▶ [Exercise data]
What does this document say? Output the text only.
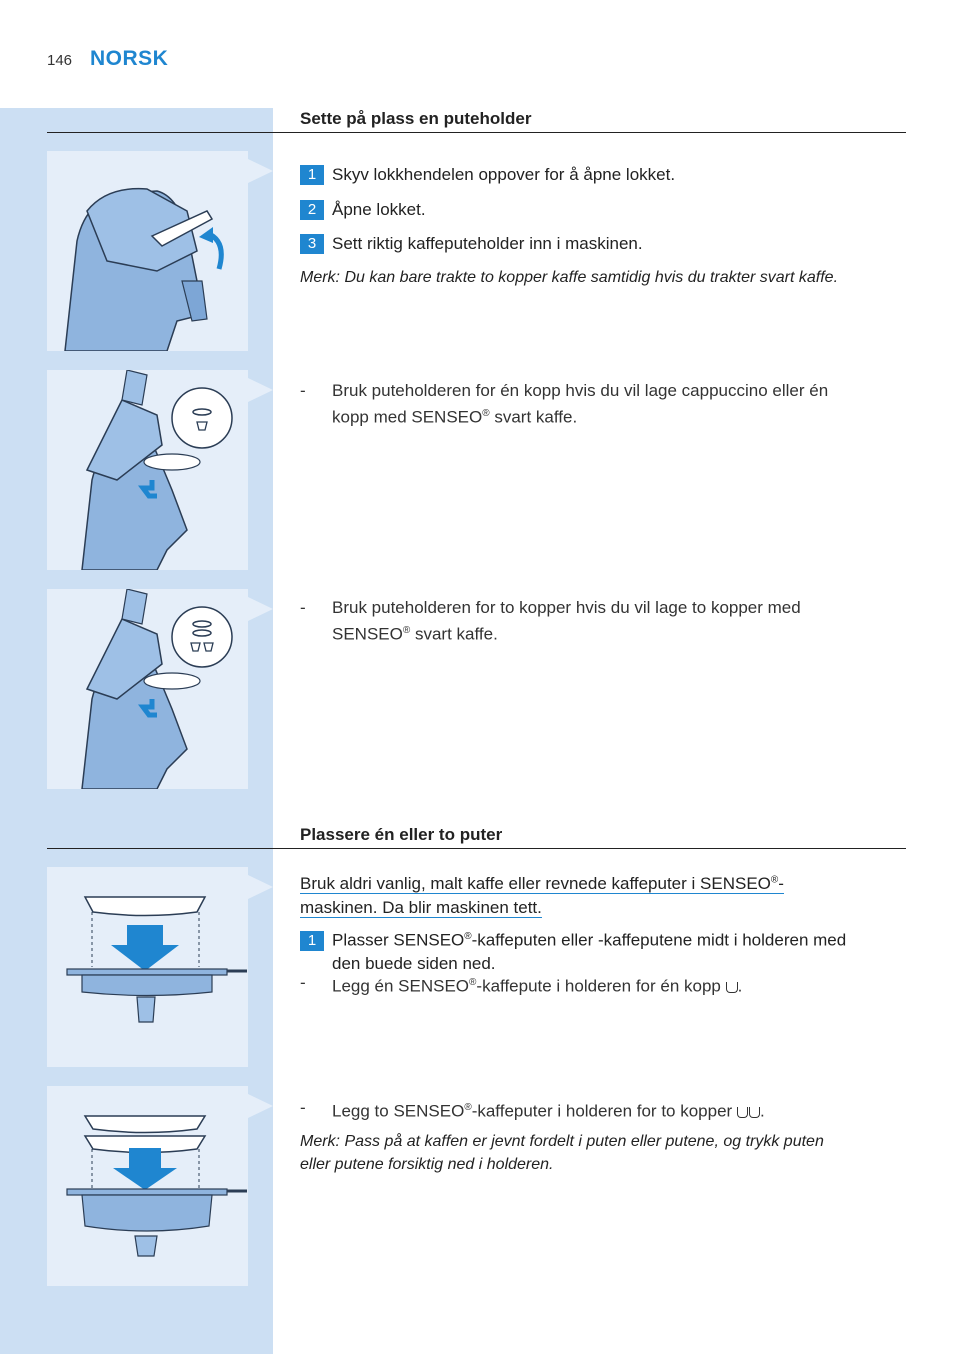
146 NORSK
Sette på plass en puteholder
1 Skyv lokkhendelen oppover for å åpne lokket.
2 Åpne lokket.
3 Sett riktig kaffeputeholder inn i maskinen.
Merk: Du kan bare trakte to kopper kaffe samtidig hvis du trakter svart kaffe.
- Bruk puteholderen for én kopp hvis du vil lage cappuccino eller én
kopp med SENSEO® svart kaffe.
- Bruk puteholderen for to kopper hvis du vil lage to kopper med
SENSEO® svart kaffe.
Plassere én eller to puter
Bruk aldri vanlig, malt kaffe eller revnede kaffeputer i SENSEO®-
maskinen. Da blir maskinen tett.
1 Plasser SENSEO®-kaffeputen eller -kaffeputene midt i holderen med
den buede siden ned.
- Legg én SENSEO®-kaffepute i holderen for én kopp .
- Legg to SENSEO®-kaffeputer i holderen for to kopper .
Merk: Pass på at kaffen er jevnt fordelt i puten eller putene, og trykk puten
eller putene forsiktig ned i holderen.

▶ [Exercise] Output the lines above in full and exactly as given, omitting any pictures.

▶ [The solution]
What does this document say? Output the text only.
146 NORSK
Sette på plass en puteholder
1 Skyv lokkhendelen oppover for å åpne lokket.
2 Åpne lokket.
3 Sett riktig kaffeputeholder inn i maskinen.
Merk: Du kan bare trakte to kopper kaffe samtidig hvis du trakter svart kaffe.
- Bruk puteholderen for én kopp hvis du vil lage cappuccino eller én
kopp med SENSEO® svart kaffe.
- Bruk puteholderen for to kopper hvis du vil lage to kopper med
SENSEO® svart kaffe.
Plassere én eller to puter
Bruk aldri vanlig, malt kaffe eller revnede kaffeputer i SENSEO®-
maskinen. Da blir maskinen tett.
1 Plasser SENSEO®-kaffeputen eller -kaffeputene midt i holderen med
den buede siden ned.
- Legg én SENSEO®-kaffepute i holderen for én kopp .
- Legg to SENSEO®-kaffeputer i holderen for to kopper .
Merk: Pass på at kaffen er jevnt fordelt i puten eller putene, og trykk puten
eller putene forsiktig ned i holderen.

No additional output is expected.